## What the task requires:
In the listing that follows, how many lines contain the string "page"? Provide only the number.

## Records to use:
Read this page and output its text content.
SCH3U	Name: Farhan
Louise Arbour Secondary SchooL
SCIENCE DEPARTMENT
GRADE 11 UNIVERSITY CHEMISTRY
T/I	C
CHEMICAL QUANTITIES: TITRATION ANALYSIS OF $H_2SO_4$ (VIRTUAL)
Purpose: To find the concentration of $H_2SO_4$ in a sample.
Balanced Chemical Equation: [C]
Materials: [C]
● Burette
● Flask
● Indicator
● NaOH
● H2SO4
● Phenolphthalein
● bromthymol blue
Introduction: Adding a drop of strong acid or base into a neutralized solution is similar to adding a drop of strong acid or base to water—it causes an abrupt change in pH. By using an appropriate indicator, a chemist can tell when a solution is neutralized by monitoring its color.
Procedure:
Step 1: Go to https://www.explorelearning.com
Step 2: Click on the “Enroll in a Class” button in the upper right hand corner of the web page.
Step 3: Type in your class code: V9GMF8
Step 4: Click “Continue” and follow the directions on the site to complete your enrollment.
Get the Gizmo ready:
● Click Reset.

## Task output:
2